[BEGIN EXTRACTED RECORDS]

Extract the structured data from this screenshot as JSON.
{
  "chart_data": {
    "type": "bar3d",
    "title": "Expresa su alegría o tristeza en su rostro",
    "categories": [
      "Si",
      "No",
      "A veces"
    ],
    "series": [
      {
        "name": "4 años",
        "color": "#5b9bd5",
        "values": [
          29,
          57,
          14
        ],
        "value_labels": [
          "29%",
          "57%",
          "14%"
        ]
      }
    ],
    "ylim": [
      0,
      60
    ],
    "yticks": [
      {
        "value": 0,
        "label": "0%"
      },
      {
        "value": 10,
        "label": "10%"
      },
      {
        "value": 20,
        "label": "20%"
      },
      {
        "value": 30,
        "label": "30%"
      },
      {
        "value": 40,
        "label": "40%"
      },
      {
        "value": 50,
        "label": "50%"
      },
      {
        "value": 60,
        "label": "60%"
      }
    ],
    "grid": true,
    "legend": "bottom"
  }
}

[END EXTRACTED RECORDS]

## REQUEST
Write out the whole listing again. Match it word for word.

## SOLVED EXERCISE
Extract the structured data from this screenshot as JSON.
{
  "chart_data": {
    "type": "bar3d",
    "title": "Expresa su alegría o tristeza en su rostro",
    "categories": [
      "Si",
      "No",
      "A veces"
    ],
    "series": [
      {
        "name": "4 años",
        "color": "#5b9bd5",
        "values": [
          29,
          57,
          14
        ],
        "value_labels": [
          "29%",
          "57%",
          "14%"
        ]
      }
    ],
    "ylim": [
      0,
      60
    ],
    "yticks": [
      {
        "value": 0,
        "label": "0%"
      },
      {
        "value": 10,
        "label": "10%"
      },
      {
        "value": 20,
        "label": "20%"
      },
      {
        "value": 30,
        "label": "30%"
      },
      {
        "value": 40,
        "label": "40%"
      },
      {
        "value": 50,
        "label": "50%"
      },
      {
        "value": 60,
        "label": "60%"
      }
    ],
    "grid": true,
    "legend": "bottom"
  }
}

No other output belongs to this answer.